Exercise:
From the listing below, pull out the lines that hold "kcal".
--- START OF Input for this task ---
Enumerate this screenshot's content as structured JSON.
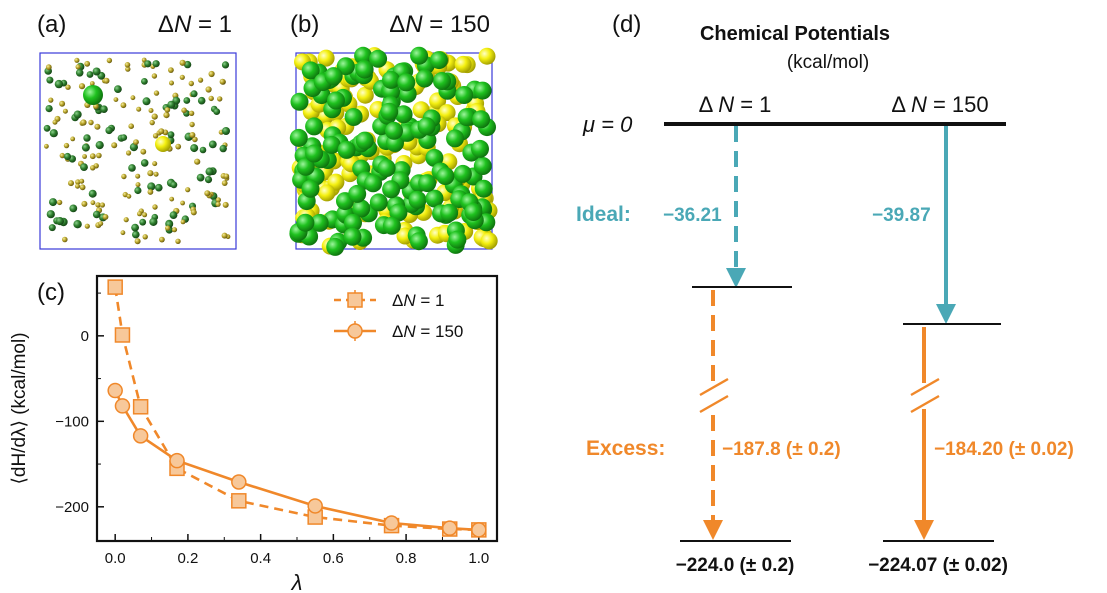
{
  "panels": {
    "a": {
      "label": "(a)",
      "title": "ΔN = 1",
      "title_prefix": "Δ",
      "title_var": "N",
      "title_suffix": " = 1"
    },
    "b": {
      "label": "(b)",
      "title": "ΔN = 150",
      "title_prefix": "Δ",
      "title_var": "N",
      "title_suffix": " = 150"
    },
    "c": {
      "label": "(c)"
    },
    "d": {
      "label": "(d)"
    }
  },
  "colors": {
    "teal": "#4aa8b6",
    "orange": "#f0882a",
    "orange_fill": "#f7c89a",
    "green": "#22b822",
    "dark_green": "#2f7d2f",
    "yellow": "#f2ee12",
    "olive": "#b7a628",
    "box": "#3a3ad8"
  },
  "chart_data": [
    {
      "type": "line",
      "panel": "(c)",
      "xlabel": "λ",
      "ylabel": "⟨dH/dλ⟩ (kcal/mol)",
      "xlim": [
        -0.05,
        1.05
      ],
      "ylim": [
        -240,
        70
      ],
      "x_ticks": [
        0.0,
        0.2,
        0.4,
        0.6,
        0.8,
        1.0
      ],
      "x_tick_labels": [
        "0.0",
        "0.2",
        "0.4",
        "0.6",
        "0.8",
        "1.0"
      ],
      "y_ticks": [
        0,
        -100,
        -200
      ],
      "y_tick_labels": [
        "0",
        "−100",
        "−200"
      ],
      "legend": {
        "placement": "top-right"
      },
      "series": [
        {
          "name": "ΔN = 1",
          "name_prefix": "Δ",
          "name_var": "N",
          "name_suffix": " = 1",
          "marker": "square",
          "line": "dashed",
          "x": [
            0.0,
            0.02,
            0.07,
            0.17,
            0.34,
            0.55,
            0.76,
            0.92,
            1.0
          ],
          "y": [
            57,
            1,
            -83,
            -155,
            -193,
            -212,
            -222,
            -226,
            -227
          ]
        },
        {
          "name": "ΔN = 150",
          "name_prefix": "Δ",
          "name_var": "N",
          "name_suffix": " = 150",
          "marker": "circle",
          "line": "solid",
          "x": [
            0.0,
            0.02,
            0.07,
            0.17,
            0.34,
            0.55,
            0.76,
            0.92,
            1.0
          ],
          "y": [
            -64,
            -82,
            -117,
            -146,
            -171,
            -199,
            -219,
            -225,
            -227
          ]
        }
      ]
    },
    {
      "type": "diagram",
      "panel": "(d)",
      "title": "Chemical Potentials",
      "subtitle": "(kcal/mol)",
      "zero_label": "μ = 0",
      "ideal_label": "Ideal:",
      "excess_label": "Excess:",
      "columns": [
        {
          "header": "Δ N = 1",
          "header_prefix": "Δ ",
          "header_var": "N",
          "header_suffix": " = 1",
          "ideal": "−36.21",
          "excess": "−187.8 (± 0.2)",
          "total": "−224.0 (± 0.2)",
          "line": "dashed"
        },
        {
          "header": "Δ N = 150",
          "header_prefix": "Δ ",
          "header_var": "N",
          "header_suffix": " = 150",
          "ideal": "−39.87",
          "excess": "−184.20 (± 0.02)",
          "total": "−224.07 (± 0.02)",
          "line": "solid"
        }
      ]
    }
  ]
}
--- END OF Input for this task ---
--- START OF Input for this task ---
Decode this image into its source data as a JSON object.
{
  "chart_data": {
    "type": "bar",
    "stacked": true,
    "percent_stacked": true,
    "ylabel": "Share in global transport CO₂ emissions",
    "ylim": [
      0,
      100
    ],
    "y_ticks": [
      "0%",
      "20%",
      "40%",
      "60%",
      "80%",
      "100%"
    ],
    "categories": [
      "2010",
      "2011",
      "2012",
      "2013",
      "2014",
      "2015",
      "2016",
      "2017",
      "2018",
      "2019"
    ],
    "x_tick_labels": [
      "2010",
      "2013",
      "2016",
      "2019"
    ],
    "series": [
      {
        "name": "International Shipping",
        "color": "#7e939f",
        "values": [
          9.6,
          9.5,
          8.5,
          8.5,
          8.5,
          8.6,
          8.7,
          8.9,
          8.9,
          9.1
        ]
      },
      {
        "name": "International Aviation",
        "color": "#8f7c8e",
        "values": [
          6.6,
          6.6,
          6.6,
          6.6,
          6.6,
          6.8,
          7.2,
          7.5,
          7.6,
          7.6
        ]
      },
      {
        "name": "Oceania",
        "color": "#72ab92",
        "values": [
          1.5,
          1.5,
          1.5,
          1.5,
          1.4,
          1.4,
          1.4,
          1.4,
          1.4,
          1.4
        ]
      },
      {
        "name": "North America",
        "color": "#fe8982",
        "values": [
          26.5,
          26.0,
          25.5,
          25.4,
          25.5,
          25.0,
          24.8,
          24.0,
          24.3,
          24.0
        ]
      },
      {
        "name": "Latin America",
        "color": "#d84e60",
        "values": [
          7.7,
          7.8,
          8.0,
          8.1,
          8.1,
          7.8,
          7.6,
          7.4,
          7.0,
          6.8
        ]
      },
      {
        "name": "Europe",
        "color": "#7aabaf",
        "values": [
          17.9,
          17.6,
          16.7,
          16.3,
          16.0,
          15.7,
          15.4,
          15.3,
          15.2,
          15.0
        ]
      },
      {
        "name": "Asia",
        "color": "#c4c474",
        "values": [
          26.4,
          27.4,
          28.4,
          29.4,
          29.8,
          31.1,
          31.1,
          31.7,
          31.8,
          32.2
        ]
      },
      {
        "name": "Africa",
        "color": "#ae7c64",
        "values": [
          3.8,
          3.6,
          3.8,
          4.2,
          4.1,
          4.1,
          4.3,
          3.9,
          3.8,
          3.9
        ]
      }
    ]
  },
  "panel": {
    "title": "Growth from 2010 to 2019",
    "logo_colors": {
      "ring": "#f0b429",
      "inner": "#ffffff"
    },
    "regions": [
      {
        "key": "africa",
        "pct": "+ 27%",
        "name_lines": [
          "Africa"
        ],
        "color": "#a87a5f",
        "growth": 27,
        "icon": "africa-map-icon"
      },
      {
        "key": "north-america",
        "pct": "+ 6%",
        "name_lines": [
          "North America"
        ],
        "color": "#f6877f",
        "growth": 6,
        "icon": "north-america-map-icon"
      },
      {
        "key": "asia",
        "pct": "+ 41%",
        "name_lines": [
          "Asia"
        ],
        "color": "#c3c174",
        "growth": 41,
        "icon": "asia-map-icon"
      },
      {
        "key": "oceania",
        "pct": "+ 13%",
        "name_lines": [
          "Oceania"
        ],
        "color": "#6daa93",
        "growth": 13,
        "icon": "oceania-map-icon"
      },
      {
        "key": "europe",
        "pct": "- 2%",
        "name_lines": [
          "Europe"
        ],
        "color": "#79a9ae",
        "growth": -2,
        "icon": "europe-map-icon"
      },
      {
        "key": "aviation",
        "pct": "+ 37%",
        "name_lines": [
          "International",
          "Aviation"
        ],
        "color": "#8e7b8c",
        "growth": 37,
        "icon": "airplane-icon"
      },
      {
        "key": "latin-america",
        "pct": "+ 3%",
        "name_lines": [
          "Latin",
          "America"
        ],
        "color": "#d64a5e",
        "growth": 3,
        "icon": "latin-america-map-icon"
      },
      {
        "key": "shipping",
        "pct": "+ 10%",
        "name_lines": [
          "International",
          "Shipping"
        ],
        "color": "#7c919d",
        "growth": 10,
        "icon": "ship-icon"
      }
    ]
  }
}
--- END OF Input for this task ---
Completed exercise:
      "ylabel": "⟨dH/dλ⟩ (kcal/mol)",
      "subtitle": "(kcal/mol)",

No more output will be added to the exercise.